DATA FOR PROCESSING –
* Start *

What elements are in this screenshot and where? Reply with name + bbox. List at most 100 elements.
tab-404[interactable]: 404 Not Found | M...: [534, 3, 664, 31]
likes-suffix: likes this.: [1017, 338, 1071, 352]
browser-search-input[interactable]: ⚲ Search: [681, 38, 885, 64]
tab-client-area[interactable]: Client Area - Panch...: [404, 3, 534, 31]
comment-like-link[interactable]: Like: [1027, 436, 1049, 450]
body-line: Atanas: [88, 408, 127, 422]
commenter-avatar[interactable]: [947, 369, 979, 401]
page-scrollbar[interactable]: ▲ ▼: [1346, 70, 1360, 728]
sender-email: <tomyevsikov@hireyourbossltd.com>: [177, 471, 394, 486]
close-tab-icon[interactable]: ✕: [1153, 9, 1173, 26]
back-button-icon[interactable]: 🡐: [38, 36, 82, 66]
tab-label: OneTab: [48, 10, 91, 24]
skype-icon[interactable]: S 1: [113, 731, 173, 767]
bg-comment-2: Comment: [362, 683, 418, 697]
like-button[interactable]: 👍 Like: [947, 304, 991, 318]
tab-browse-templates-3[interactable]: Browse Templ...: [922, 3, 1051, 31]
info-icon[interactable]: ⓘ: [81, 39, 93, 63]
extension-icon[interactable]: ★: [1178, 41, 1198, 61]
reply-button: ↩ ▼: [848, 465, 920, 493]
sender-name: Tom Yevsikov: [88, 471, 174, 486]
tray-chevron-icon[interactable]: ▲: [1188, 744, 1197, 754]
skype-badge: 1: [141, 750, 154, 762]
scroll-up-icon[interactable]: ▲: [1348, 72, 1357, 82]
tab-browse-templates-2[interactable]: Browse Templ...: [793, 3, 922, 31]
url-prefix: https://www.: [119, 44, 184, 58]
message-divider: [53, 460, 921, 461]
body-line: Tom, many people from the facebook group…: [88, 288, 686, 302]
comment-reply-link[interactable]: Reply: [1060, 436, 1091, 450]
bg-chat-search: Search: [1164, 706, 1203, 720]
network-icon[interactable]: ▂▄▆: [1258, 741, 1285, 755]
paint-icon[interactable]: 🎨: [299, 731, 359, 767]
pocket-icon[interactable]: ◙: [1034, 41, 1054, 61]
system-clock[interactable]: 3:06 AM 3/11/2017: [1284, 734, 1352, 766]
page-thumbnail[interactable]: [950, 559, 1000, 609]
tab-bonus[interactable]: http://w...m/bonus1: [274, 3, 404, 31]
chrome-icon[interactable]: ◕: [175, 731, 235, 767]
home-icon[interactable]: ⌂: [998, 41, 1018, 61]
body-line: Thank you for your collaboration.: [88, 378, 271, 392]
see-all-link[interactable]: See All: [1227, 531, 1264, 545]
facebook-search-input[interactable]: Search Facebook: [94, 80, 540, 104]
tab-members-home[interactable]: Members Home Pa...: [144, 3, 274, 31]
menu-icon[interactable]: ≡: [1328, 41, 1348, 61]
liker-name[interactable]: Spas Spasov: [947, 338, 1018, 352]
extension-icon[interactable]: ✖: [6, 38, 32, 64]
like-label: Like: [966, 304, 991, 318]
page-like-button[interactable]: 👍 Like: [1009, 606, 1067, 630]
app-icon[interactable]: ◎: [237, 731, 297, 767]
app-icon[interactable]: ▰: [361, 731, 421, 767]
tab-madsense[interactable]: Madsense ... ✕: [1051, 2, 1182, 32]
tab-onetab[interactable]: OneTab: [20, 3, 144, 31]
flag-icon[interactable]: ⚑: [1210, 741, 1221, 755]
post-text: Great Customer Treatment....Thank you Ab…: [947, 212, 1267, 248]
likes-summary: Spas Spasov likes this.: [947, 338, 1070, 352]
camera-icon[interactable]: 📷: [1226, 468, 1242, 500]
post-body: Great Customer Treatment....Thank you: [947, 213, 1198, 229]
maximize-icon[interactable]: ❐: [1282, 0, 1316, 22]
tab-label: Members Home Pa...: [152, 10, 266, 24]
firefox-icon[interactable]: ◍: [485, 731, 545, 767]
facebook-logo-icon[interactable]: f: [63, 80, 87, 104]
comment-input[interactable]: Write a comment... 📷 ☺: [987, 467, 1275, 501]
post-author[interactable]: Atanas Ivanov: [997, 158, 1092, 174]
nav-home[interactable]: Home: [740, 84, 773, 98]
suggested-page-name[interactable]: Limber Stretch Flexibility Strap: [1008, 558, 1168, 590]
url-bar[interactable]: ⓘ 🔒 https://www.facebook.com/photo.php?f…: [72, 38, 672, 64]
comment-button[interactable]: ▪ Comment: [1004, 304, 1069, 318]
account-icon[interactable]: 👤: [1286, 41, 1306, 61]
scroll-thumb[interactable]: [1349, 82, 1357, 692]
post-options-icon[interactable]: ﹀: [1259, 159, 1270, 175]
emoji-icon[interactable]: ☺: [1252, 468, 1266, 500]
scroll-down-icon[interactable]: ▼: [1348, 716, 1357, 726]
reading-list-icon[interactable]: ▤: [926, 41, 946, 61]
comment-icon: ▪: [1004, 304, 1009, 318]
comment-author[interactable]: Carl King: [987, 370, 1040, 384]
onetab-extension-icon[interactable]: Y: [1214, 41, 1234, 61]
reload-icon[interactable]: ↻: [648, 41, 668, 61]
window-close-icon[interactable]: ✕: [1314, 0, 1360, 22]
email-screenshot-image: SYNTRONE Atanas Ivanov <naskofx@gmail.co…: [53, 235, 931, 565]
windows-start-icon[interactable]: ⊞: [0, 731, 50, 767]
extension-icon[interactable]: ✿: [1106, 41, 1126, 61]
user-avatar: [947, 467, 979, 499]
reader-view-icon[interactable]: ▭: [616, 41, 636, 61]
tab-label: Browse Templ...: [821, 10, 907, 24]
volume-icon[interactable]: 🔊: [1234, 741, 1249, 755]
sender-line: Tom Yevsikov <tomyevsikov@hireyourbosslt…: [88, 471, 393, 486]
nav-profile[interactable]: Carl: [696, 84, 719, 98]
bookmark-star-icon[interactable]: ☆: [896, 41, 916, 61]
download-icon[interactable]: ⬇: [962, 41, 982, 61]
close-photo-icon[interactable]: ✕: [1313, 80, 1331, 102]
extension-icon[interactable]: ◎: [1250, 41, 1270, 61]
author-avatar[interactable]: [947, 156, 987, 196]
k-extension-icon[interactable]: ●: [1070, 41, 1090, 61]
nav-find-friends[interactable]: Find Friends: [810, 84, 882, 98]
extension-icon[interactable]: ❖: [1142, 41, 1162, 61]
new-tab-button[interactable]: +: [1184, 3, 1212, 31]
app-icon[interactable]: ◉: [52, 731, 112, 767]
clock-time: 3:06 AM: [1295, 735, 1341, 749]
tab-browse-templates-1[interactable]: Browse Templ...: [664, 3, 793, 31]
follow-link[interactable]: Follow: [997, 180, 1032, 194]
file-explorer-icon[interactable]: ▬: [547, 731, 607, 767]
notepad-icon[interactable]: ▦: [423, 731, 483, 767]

* End *

WHAT NEEDS TO BE DONE –
Return the lines above unchanged, starting with the first one and ending with the line that contains "chrome-icon[interactable]: ◕: [175, 731, 235, 767]", with both ends included.

SOLUTION –
What elements are in this screenshot and where? Reply with name + bbox. List at most 100 elements.
tab-404[interactable]: 404 Not Found | M...: [534, 3, 664, 31]
likes-suffix: likes this.: [1017, 338, 1071, 352]
browser-search-input[interactable]: ⚲ Search: [681, 38, 885, 64]
tab-client-area[interactable]: Client Area - Panch...: [404, 3, 534, 31]
comment-like-link[interactable]: Like: [1027, 436, 1049, 450]
body-line: Atanas: [88, 408, 127, 422]
commenter-avatar[interactable]: [947, 369, 979, 401]
page-scrollbar[interactable]: ▲ ▼: [1346, 70, 1360, 728]
sender-email: <tomyevsikov@hireyourbossltd.com>: [177, 471, 394, 486]
close-tab-icon[interactable]: ✕: [1153, 9, 1173, 26]
back-button-icon[interactable]: 🡐: [38, 36, 82, 66]
tab-label: OneTab: [48, 10, 91, 24]
skype-icon[interactable]: S 1: [113, 731, 173, 767]
bg-comment-2: Comment: [362, 683, 418, 697]
like-button[interactable]: 👍 Like: [947, 304, 991, 318]
tab-browse-templates-3[interactable]: Browse Templ...: [922, 3, 1051, 31]
info-icon[interactable]: ⓘ: [81, 39, 93, 63]
extension-icon[interactable]: ★: [1178, 41, 1198, 61]
reply-button: ↩ ▼: [848, 465, 920, 493]
sender-name: Tom Yevsikov: [88, 471, 174, 486]
tray-chevron-icon[interactable]: ▲: [1188, 744, 1197, 754]
skype-badge: 1: [141, 750, 154, 762]
scroll-up-icon[interactable]: ▲: [1348, 72, 1357, 82]
tab-browse-templates-2[interactable]: Browse Templ...: [793, 3, 922, 31]
url-prefix: https://www.: [119, 44, 184, 58]
message-divider: [53, 460, 921, 461]
body-line: Tom, many people from the facebook group…: [88, 288, 686, 302]
comment-reply-link[interactable]: Reply: [1060, 436, 1091, 450]
bg-chat-search: Search: [1164, 706, 1203, 720]
network-icon[interactable]: ▂▄▆: [1258, 741, 1285, 755]
paint-icon[interactable]: 🎨: [299, 731, 359, 767]
pocket-icon[interactable]: ◙: [1034, 41, 1054, 61]
system-clock[interactable]: 3:06 AM 3/11/2017: [1284, 734, 1352, 766]
page-thumbnail[interactable]: [950, 559, 1000, 609]
tab-bonus[interactable]: http://w...m/bonus1: [274, 3, 404, 31]
chrome-icon[interactable]: ◕: [175, 731, 235, 767]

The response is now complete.